DATA ROWS:

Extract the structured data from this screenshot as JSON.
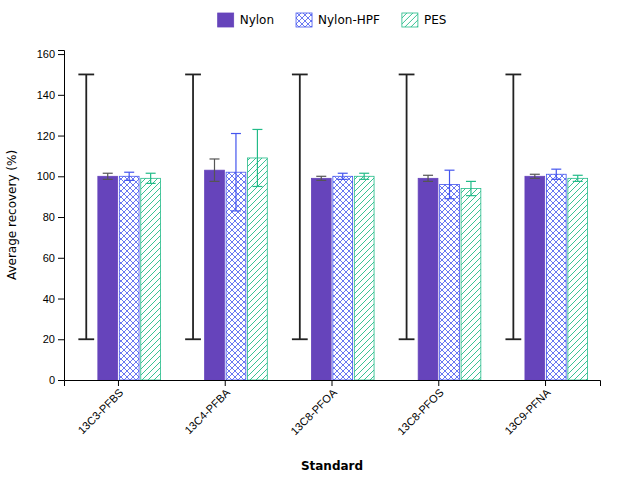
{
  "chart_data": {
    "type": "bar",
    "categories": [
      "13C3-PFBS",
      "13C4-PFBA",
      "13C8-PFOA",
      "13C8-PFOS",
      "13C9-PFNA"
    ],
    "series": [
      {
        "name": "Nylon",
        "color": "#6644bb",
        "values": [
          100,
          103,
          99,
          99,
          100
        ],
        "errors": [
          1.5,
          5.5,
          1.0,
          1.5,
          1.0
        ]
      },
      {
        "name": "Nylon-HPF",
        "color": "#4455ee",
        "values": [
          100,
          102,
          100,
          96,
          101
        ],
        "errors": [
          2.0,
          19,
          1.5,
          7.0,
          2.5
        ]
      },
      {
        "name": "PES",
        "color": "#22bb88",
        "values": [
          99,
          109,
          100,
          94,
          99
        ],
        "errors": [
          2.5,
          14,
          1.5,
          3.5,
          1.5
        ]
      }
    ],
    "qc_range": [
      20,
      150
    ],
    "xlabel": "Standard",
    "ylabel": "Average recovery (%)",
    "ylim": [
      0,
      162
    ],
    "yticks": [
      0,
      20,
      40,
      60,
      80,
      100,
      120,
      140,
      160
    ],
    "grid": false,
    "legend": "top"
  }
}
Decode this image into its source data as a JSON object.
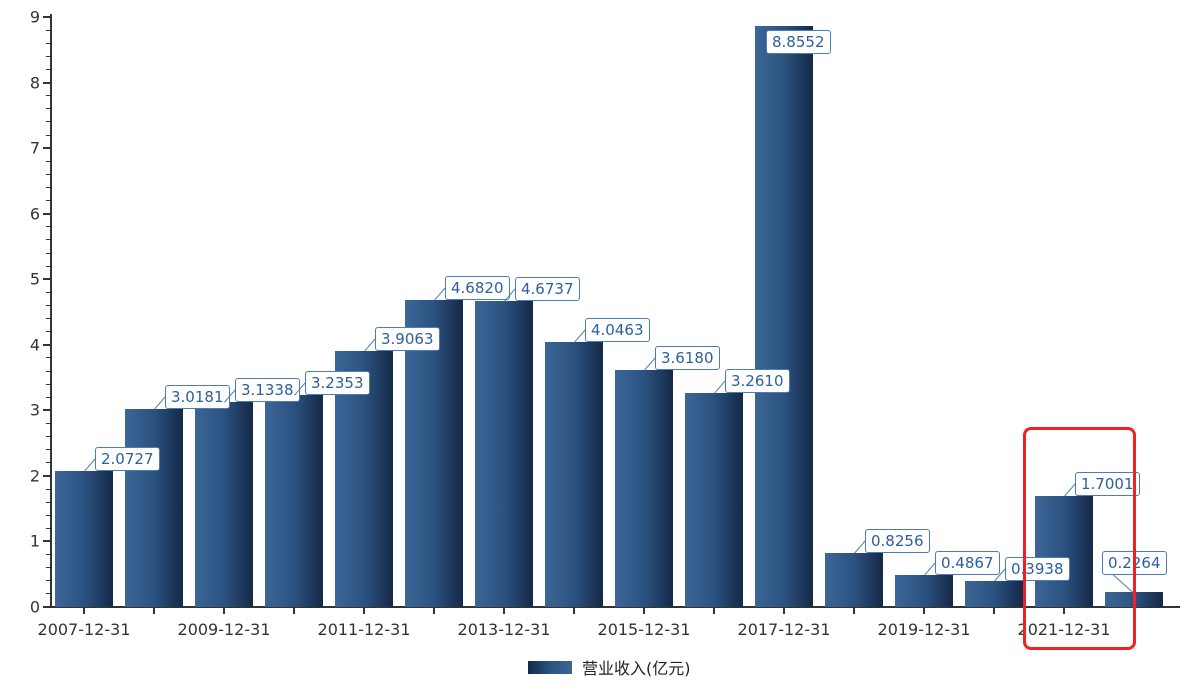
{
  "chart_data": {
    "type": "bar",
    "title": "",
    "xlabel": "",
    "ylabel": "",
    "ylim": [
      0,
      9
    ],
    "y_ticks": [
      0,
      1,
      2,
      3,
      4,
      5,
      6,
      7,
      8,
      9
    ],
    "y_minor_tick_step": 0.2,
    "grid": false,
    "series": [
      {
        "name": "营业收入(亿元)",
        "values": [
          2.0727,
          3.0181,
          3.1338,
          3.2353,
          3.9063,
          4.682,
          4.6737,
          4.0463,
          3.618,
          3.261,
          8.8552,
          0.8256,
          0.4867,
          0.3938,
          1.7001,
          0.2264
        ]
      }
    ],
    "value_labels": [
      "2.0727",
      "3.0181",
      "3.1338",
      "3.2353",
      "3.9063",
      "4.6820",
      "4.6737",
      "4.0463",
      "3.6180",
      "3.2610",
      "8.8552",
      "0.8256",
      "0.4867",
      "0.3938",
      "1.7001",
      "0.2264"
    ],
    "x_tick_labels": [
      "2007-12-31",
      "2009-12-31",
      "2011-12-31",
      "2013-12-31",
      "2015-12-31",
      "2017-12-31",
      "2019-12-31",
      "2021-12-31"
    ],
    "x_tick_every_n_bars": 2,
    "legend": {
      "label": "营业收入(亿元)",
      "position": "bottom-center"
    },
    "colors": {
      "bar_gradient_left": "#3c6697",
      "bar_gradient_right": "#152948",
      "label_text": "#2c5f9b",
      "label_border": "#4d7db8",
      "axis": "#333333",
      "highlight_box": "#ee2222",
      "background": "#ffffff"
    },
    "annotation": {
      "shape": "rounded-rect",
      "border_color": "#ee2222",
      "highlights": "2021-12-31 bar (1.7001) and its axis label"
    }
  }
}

PROBLEM STATEMENT: Omit every picture, then repeat the remaining data exactly as it appears above.

WRITTEN ANSWER:
Extract the structured data from this screenshot as JSON.
{
  "chart_data": {
    "type": "bar",
    "categories": [
      "13C3-PFBS",
      "13C4-PFBA",
      "13C8-PFOA",
      "13C8-PFOS",
      "13C9-PFNA"
    ],
    "series": [
      {
        "name": "Nylon",
        "color": "#6644bb",
        "values": [
          100,
          103,
          99,
          99,
          100
        ],
        "errors": [
          1.5,
          5.5,
          1.0,
          1.5,
          1.0
        ]
      },
      {
        "name": "Nylon-HPF",
        "color": "#4455ee",
        "values": [
          100,
          102,
          100,
          96,
          101
        ],
        "errors": [
          2.0,
          19,
          1.5,
          7.0,
          2.5
        ]
      },
      {
        "name": "PES",
        "color": "#22bb88",
        "values": [
          99,
          109,
          100,
          94,
          99
        ],
        "errors": [
          2.5,
          14,
          1.5,
          3.5,
          1.5
        ]
      }
    ],
    "qc_range": [
      20,
      150
    ],
    "xlabel": "Standard",
    "ylabel": "Average recovery (%)",
    "ylim": [
      0,
      162
    ],
    "yticks": [
      0,
      20,
      40,
      60,
      80,
      100,
      120,
      140,
      160
    ],
    "grid": false,
    "legend": "top"
  }
}
Decode this image into its source data as a JSON object.
{
  "chart_data": {
    "type": "bar",
    "title": "",
    "xlabel": "",
    "ylabel": "",
    "ylim": [
      0,
      9
    ],
    "y_ticks": [
      0,
      1,
      2,
      3,
      4,
      5,
      6,
      7,
      8,
      9
    ],
    "y_minor_tick_step": 0.2,
    "grid": false,
    "series": [
      {
        "name": "营业收入(亿元)",
        "values": [
          2.0727,
          3.0181,
          3.1338,
          3.2353,
          3.9063,
          4.682,
          4.6737,
          4.0463,
          3.618,
          3.261,
          8.8552,
          0.8256,
          0.4867,
          0.3938,
          1.7001,
          0.2264
        ]
      }
    ],
    "value_labels": [
      "2.0727",
      "3.0181",
      "3.1338",
      "3.2353",
      "3.9063",
      "4.6820",
      "4.6737",
      "4.0463",
      "3.6180",
      "3.2610",
      "8.8552",
      "0.8256",
      "0.4867",
      "0.3938",
      "1.7001",
      "0.2264"
    ],
    "x_tick_labels": [
      "2007-12-31",
      "2009-12-31",
      "2011-12-31",
      "2013-12-31",
      "2015-12-31",
      "2017-12-31",
      "2019-12-31",
      "2021-12-31"
    ],
    "x_tick_every_n_bars": 2,
    "legend": {
      "label": "营业收入(亿元)",
      "position": "bottom-center"
    },
    "colors": {
      "bar_gradient_left": "#3c6697",
      "bar_gradient_right": "#152948",
      "label_text": "#2c5f9b",
      "label_border": "#4d7db8",
      "axis": "#333333",
      "highlight_box": "#ee2222",
      "background": "#ffffff"
    },
    "annotation": {
      "shape": "rounded-rect",
      "border_color": "#ee2222",
      "highlights": "2021-12-31 bar (1.7001) and its axis label"
    }
  }
}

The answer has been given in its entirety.